## Description of the task
Report how many lines include the word "role", and nothing besides that number.

□ □ □

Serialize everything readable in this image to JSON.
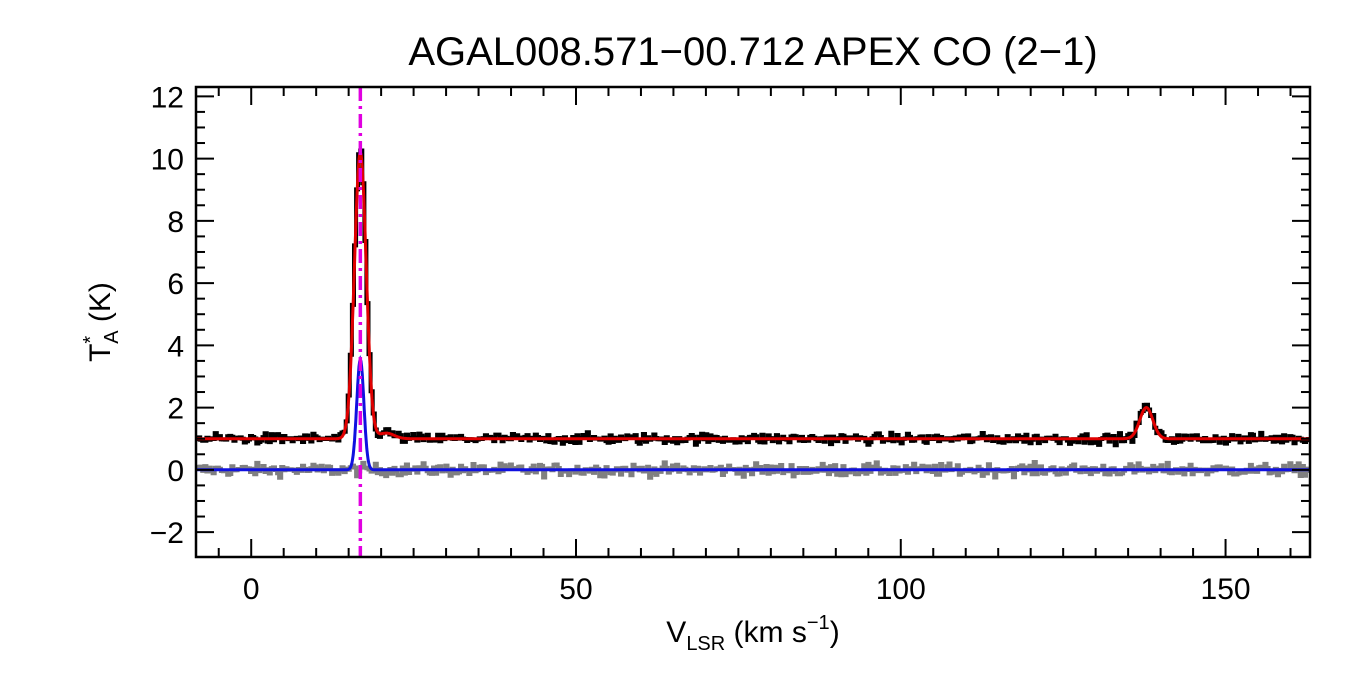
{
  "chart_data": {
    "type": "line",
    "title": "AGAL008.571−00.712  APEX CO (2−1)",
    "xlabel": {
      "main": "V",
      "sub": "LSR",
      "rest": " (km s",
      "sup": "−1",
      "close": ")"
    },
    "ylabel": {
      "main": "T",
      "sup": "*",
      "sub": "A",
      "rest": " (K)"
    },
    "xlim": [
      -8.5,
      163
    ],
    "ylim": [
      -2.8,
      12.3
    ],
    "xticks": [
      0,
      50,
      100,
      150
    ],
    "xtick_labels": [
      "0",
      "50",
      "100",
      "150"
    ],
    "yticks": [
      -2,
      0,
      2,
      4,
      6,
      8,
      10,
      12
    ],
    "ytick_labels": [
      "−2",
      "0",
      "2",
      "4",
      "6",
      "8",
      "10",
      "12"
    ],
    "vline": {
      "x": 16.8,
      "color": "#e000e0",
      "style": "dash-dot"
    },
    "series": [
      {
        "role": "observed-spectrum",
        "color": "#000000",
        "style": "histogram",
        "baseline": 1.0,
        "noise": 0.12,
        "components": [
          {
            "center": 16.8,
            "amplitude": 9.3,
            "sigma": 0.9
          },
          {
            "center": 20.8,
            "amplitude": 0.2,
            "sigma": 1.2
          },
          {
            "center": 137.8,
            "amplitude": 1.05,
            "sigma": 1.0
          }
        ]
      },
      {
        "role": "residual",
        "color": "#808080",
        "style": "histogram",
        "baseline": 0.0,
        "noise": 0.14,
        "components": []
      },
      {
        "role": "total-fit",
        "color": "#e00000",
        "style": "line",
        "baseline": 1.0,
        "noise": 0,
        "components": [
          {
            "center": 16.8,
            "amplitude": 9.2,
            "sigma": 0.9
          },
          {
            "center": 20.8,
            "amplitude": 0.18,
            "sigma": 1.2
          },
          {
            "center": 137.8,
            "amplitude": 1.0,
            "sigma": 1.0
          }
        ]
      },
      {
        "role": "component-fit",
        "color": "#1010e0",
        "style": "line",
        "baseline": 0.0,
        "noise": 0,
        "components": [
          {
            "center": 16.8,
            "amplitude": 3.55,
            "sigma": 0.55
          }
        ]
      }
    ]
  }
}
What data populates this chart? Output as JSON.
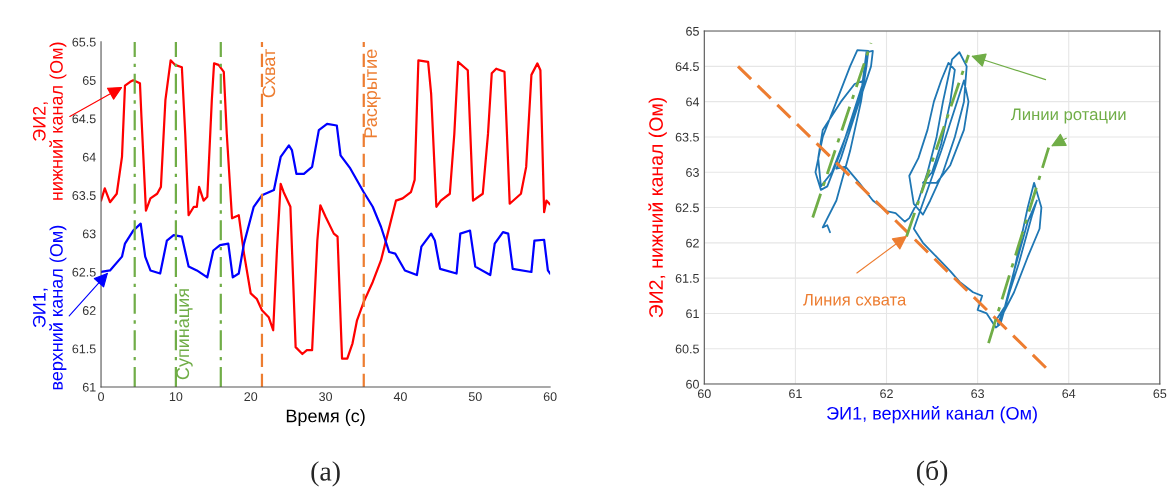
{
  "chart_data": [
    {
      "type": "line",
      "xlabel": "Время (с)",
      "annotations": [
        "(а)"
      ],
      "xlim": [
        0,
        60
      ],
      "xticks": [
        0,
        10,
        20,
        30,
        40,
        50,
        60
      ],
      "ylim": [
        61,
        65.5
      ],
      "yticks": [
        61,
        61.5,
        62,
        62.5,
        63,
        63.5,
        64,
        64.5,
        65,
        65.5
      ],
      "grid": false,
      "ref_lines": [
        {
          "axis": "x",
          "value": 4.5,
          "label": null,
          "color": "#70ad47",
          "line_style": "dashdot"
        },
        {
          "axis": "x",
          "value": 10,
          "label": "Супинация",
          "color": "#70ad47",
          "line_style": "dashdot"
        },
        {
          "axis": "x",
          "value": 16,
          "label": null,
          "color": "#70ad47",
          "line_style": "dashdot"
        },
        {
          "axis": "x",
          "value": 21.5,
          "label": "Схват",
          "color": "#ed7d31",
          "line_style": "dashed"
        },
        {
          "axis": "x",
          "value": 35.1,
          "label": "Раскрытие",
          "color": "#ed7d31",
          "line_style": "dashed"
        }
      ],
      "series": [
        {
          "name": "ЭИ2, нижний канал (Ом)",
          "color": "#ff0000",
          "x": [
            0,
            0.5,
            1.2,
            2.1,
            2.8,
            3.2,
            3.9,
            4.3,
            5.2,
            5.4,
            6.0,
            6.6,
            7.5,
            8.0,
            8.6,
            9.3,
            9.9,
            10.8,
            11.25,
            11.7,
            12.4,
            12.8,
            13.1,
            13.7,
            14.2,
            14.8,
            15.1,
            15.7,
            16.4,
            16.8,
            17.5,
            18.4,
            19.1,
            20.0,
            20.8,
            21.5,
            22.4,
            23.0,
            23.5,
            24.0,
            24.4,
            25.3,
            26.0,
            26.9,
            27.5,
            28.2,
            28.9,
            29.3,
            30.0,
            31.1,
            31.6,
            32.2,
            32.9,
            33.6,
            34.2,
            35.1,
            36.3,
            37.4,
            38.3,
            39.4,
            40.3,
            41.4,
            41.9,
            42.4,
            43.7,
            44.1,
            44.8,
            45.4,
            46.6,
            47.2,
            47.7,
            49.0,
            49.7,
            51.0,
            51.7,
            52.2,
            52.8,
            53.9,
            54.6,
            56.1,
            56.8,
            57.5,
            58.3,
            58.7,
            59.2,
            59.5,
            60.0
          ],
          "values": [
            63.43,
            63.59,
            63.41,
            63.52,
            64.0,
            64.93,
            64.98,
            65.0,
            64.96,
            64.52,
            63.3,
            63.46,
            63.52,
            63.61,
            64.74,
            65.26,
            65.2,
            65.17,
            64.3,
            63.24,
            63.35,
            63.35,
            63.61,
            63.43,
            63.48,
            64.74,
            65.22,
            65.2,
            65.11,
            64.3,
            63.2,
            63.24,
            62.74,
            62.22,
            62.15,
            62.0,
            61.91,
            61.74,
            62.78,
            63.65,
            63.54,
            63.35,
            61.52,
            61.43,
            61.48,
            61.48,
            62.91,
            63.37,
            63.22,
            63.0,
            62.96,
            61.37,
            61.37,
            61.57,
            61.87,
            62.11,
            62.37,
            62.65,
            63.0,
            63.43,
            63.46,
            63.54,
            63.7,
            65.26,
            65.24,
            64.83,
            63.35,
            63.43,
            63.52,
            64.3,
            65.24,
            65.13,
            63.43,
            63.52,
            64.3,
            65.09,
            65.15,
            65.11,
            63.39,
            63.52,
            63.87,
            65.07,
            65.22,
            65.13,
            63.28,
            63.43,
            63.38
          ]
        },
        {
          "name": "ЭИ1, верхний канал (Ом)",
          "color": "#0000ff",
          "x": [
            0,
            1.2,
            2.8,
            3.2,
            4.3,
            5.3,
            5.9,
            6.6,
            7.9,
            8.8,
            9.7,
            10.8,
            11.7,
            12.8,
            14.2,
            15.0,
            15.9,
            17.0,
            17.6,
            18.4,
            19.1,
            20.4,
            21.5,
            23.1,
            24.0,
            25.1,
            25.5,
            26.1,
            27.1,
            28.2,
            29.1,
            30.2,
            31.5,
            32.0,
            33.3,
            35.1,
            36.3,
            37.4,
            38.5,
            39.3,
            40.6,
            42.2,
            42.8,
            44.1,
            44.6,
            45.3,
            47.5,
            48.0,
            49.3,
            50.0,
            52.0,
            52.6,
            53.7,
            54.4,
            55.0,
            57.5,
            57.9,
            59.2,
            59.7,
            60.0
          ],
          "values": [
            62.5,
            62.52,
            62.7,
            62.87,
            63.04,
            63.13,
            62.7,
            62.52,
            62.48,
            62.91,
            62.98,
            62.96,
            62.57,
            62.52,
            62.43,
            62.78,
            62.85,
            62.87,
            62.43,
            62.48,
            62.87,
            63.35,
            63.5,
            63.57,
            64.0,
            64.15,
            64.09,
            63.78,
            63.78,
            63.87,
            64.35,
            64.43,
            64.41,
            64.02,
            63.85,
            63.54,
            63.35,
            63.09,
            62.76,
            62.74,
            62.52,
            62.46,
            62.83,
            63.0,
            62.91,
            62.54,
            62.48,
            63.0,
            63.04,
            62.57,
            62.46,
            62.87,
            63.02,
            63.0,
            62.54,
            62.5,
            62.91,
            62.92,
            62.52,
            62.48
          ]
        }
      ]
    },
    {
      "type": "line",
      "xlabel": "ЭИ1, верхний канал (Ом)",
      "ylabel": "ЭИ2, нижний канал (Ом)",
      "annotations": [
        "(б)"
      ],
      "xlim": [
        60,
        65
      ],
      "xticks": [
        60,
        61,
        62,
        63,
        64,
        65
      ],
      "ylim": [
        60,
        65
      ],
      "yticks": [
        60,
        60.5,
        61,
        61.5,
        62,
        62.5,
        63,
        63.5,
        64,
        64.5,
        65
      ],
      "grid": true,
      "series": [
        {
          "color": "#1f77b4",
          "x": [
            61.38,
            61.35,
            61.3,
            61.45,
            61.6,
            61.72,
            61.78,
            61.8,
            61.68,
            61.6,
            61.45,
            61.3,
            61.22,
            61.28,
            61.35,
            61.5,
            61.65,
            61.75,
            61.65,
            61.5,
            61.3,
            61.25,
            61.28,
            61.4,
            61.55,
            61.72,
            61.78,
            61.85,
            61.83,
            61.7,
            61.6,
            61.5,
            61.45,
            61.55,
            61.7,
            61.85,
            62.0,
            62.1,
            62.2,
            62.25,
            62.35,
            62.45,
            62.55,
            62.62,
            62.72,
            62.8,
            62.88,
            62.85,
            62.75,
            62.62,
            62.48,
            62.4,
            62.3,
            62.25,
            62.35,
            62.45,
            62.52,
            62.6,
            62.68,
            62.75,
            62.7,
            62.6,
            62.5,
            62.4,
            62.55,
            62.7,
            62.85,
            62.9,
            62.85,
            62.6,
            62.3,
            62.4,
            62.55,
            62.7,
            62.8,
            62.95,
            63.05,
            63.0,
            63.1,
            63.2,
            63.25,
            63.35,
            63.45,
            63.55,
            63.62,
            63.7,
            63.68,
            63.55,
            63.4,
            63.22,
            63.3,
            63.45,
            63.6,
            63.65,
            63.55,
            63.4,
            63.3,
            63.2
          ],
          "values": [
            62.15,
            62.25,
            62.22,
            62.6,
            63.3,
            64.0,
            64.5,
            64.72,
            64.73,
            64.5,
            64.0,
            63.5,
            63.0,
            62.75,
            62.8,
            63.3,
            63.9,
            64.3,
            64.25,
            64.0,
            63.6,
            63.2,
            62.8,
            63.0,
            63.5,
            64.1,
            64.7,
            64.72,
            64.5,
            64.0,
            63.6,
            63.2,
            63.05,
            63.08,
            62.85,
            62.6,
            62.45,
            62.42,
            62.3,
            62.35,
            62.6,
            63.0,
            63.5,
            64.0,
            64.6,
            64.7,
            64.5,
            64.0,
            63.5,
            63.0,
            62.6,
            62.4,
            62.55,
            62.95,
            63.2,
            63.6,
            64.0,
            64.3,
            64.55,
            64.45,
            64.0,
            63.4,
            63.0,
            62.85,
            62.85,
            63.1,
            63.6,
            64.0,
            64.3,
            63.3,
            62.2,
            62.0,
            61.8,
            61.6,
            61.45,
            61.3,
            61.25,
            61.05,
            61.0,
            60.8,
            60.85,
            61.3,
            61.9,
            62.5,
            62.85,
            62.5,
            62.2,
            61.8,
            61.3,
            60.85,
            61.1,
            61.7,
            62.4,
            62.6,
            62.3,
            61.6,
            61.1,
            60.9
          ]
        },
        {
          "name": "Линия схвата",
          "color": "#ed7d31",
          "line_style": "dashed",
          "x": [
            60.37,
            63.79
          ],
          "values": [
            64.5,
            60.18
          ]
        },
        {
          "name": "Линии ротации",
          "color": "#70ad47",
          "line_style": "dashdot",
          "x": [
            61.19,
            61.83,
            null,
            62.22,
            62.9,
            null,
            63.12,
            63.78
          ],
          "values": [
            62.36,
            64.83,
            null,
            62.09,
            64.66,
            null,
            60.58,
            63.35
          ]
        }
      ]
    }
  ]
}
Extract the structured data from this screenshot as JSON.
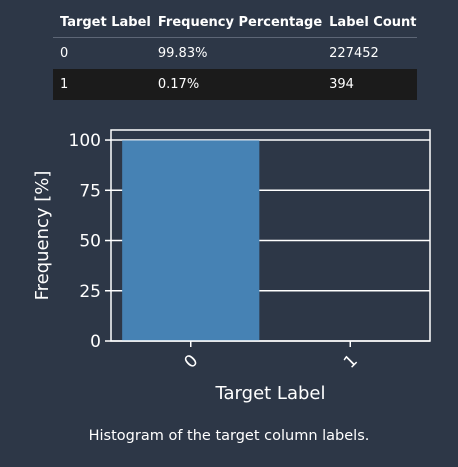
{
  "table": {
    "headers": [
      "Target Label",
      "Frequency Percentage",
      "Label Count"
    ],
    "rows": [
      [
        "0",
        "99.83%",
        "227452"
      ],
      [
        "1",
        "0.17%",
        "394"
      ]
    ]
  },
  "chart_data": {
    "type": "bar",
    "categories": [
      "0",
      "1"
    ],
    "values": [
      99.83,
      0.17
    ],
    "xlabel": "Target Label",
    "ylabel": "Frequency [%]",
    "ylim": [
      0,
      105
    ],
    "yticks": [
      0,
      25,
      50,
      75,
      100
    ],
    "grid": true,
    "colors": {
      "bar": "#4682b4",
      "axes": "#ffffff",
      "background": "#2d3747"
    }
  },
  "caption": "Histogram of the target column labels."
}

□ □ □

## Written response
4